**Set task:**
Copy out the listing that follows, exactly, without its pictures.

==== Supplied entries ====

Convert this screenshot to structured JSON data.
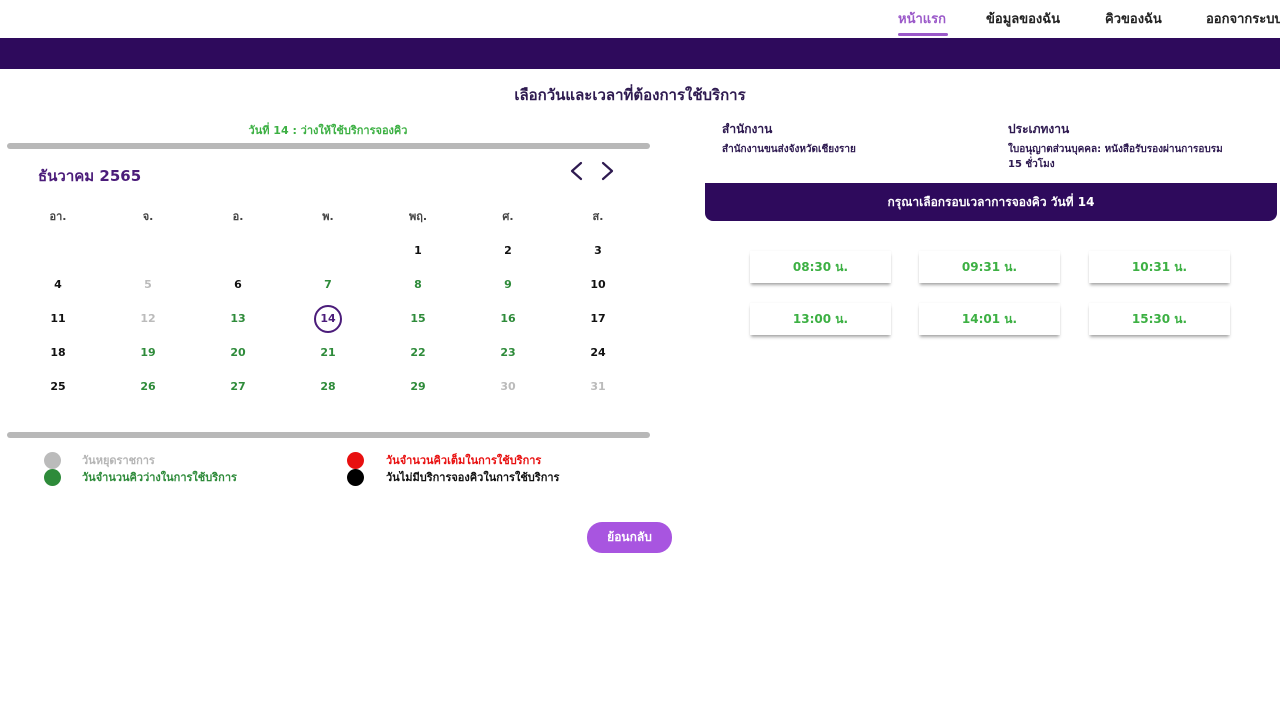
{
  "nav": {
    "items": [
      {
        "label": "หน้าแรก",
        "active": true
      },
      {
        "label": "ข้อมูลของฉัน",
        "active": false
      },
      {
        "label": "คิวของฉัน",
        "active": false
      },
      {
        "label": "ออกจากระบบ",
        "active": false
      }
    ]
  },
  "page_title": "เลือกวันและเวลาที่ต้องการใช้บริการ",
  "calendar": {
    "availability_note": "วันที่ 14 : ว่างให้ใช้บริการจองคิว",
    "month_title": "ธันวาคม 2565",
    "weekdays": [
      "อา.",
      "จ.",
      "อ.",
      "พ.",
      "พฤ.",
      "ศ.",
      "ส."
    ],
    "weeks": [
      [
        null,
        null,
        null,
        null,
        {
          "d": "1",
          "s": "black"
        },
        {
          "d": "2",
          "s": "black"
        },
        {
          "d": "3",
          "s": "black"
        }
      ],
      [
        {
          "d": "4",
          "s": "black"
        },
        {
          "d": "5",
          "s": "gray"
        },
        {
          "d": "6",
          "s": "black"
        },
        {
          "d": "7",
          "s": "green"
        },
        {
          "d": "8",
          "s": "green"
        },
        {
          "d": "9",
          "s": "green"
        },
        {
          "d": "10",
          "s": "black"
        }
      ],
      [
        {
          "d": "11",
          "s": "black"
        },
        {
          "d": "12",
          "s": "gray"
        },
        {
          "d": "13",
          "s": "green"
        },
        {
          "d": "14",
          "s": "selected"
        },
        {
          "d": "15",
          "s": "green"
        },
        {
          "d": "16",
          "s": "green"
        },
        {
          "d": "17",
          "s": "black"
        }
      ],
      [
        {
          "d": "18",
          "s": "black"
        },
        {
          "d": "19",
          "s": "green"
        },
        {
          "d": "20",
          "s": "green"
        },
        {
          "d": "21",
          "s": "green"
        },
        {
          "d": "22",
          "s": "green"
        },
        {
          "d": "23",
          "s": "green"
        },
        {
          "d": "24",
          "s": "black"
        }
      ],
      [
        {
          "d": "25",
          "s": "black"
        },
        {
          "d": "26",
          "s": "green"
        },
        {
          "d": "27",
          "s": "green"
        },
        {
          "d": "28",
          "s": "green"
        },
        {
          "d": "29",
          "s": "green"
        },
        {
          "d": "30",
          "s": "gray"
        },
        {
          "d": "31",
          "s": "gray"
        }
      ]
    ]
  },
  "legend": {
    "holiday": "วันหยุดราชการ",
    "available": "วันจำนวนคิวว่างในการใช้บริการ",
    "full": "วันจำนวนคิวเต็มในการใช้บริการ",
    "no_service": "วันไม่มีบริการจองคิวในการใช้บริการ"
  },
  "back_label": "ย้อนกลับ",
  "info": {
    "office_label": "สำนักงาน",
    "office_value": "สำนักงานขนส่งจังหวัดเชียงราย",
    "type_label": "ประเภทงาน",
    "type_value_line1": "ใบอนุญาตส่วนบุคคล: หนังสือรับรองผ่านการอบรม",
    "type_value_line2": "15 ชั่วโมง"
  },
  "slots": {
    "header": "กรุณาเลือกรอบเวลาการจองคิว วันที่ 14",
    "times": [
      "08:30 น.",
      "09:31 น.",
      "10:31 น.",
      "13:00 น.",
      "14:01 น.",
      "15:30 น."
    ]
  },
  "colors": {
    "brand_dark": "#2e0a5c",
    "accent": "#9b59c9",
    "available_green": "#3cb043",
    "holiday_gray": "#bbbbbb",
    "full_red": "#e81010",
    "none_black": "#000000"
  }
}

====

**Finished answer:**
Convert this screenshot to structured JSON data.
{
  "nav": {
    "items": [
      {
        "label": "หน้าแรก",
        "active": true
      },
      {
        "label": "ข้อมูลของฉัน",
        "active": false
      },
      {
        "label": "คิวของฉัน",
        "active": false
      },
      {
        "label": "ออกจากระบบ",
        "active": false
      }
    ]
  },
  "page_title": "เลือกวันและเวลาที่ต้องการใช้บริการ",
  "calendar": {
    "availability_note": "วันที่ 14 : ว่างให้ใช้บริการจองคิว",
    "month_title": "ธันวาคม 2565",
    "weekdays": [
      "อา.",
      "จ.",
      "อ.",
      "พ.",
      "พฤ.",
      "ศ.",
      "ส."
    ],
    "weeks": [
      [
        null,
        null,
        null,
        null,
        {
          "d": "1",
          "s": "black"
        },
        {
          "d": "2",
          "s": "black"
        },
        {
          "d": "3",
          "s": "black"
        }
      ],
      [
        {
          "d": "4",
          "s": "black"
        },
        {
          "d": "5",
          "s": "gray"
        },
        {
          "d": "6",
          "s": "black"
        },
        {
          "d": "7",
          "s": "green"
        },
        {
          "d": "8",
          "s": "green"
        },
        {
          "d": "9",
          "s": "green"
        },
        {
          "d": "10",
          "s": "black"
        }
      ],
      [
        {
          "d": "11",
          "s": "black"
        },
        {
          "d": "12",
          "s": "gray"
        },
        {
          "d": "13",
          "s": "green"
        },
        {
          "d": "14",
          "s": "selected"
        },
        {
          "d": "15",
          "s": "green"
        },
        {
          "d": "16",
          "s": "green"
        },
        {
          "d": "17",
          "s": "black"
        }
      ],
      [
        {
          "d": "18",
          "s": "black"
        },
        {
          "d": "19",
          "s": "green"
        },
        {
          "d": "20",
          "s": "green"
        },
        {
          "d": "21",
          "s": "green"
        },
        {
          "d": "22",
          "s": "green"
        },
        {
          "d": "23",
          "s": "green"
        },
        {
          "d": "24",
          "s": "black"
        }
      ],
      [
        {
          "d": "25",
          "s": "black"
        },
        {
          "d": "26",
          "s": "green"
        },
        {
          "d": "27",
          "s": "green"
        },
        {
          "d": "28",
          "s": "green"
        },
        {
          "d": "29",
          "s": "green"
        },
        {
          "d": "30",
          "s": "gray"
        },
        {
          "d": "31",
          "s": "gray"
        }
      ]
    ]
  },
  "legend": {
    "holiday": "วันหยุดราชการ",
    "available": "วันจำนวนคิวว่างในการใช้บริการ",
    "full": "วันจำนวนคิวเต็มในการใช้บริการ",
    "no_service": "วันไม่มีบริการจองคิวในการใช้บริการ"
  },
  "back_label": "ย้อนกลับ",
  "info": {
    "office_label": "สำนักงาน",
    "office_value": "สำนักงานขนส่งจังหวัดเชียงราย",
    "type_label": "ประเภทงาน",
    "type_value_line1": "ใบอนุญาตส่วนบุคคล: หนังสือรับรองผ่านการอบรม",
    "type_value_line2": "15 ชั่วโมง"
  },
  "slots": {
    "header": "กรุณาเลือกรอบเวลาการจองคิว วันที่ 14",
    "times": [
      "08:30 น.",
      "09:31 น.",
      "10:31 น.",
      "13:00 น.",
      "14:01 น.",
      "15:30 น."
    ]
  },
  "colors": {
    "brand_dark": "#2e0a5c",
    "accent": "#9b59c9",
    "available_green": "#3cb043",
    "holiday_gray": "#bbbbbb",
    "full_red": "#e81010",
    "none_black": "#000000"
  }
}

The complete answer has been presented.